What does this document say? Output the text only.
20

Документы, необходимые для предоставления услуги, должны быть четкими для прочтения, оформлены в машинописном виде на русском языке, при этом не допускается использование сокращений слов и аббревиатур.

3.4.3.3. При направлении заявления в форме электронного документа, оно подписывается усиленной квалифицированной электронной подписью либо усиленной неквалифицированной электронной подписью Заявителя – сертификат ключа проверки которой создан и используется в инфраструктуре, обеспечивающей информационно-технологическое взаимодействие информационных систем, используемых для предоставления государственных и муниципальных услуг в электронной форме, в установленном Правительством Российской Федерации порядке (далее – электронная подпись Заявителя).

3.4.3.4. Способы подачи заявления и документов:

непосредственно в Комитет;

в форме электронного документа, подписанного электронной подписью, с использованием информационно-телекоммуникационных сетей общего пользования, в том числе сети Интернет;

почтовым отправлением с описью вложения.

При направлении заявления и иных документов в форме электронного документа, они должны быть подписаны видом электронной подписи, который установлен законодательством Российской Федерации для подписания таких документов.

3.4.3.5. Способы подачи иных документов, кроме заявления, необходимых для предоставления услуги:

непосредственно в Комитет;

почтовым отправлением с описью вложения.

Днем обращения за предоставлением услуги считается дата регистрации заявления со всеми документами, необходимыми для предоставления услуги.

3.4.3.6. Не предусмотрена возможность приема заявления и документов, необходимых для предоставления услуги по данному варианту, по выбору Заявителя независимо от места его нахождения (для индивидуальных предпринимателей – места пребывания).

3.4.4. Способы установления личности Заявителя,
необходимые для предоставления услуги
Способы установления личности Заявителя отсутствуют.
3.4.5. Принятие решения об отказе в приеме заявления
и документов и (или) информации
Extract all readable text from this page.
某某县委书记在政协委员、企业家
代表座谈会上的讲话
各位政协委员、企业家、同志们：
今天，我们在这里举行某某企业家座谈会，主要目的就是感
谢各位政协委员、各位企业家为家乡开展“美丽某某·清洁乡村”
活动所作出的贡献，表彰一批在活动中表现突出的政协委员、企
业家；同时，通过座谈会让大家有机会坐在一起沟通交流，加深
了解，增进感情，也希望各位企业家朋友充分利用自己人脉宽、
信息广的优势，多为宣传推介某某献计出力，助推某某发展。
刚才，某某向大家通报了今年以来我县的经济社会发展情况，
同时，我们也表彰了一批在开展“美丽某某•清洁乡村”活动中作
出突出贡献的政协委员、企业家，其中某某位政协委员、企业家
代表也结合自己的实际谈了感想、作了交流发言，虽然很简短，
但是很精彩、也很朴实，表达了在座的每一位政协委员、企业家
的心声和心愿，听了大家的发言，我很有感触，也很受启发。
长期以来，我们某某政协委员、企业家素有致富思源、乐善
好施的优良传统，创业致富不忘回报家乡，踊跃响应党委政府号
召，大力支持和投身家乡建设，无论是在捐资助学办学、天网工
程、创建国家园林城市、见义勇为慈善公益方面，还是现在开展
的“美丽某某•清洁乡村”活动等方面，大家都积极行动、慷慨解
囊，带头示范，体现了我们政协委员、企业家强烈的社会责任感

Exercise :: Transcribe the material above in its entirety. Match it exactly.

Answer for this exercise ::
What does this document say? Output the text only.
20

Документы, необходимые для предоставления услуги, должны быть четкими для прочтения, оформлены в машинописном виде на русском языке, при этом не допускается использование сокращений слов и аббревиатур.

3.4.3.3. При направлении заявления в форме электронного документа, оно подписывается усиленной квалифицированной электронной подписью либо усиленной неквалифицированной электронной подписью Заявителя – сертификат ключа проверки которой создан и используется в инфраструктуре, обеспечивающей информационно-технологическое взаимодействие информационных систем, используемых для предоставления государственных и муниципальных услуг в электронной форме, в установленном Правительством Российской Федерации порядке (далее – электронная подпись Заявителя).

3.4.3.4. Способы подачи заявления и документов:

непосредственно в Комитет;

в форме электронного документа, подписанного электронной подписью, с использованием информационно-телекоммуникационных сетей общего пользования, в том числе сети Интернет;

почтовым отправлением с описью вложения.

При направлении заявления и иных документов в форме электронного документа, они должны быть подписаны видом электронной подписи, который установлен законодательством Российской Федерации для подписания таких документов.

3.4.3.5. Способы подачи иных документов, кроме заявления, необходимых для предоставления услуги:

непосредственно в Комитет;

почтовым отправлением с описью вложения.

Днем обращения за предоставлением услуги считается дата регистрации заявления со всеми документами, необходимыми для предоставления услуги.

3.4.3.6. Не предусмотрена возможность приема заявления и документов, необходимых для предоставления услуги по данному варианту, по выбору Заявителя независимо от места его нахождения (для индивидуальных предпринимателей – места пребывания).

3.4.4. Способы установления личности Заявителя,
необходимые для предоставления услуги
Способы установления личности Заявителя отсутствуют.
3.4.5. Принятие решения об отказе в приеме заявления
и документов и (или) информации
Extract all readable text from this page.
某某县委书记在政协委员、企业家
代表座谈会上的讲话
各位政协委员、企业家、同志们：
今天，我们在这里举行某某企业家座谈会，主要目的就是感
谢各位政协委员、各位企业家为家乡开展“美丽某某·清洁乡村”
活动所作出的贡献，表彰一批在活动中表现突出的政协委员、企
业家；同时，通过座谈会让大家有机会坐在一起沟通交流，加深
了解，增进感情，也希望各位企业家朋友充分利用自己人脉宽、
信息广的优势，多为宣传推介某某献计出力，助推某某发展。
刚才，某某向大家通报了今年以来我县的经济社会发展情况，
同时，我们也表彰了一批在开展“美丽某某•清洁乡村”活动中作
出突出贡献的政协委员、企业家，其中某某位政协委员、企业家
代表也结合自己的实际谈了感想、作了交流发言，虽然很简短，
但是很精彩、也很朴实，表达了在座的每一位政协委员、企业家
的心声和心愿，听了大家的发言，我很有感触，也很受启发。
长期以来，我们某某政协委员、企业家素有致富思源、乐善
好施的优良传统，创业致富不忘回报家乡，踊跃响应党委政府号
召，大力支持和投身家乡建设，无论是在捐资助学办学、天网工
程、创建国家园林城市、见义勇为慈善公益方面，还是现在开展
的“美丽某某•清洁乡村”活动等方面，大家都积极行动、慷慨解
囊，带头示范，体现了我们政协委员、企业家强烈的社会责任感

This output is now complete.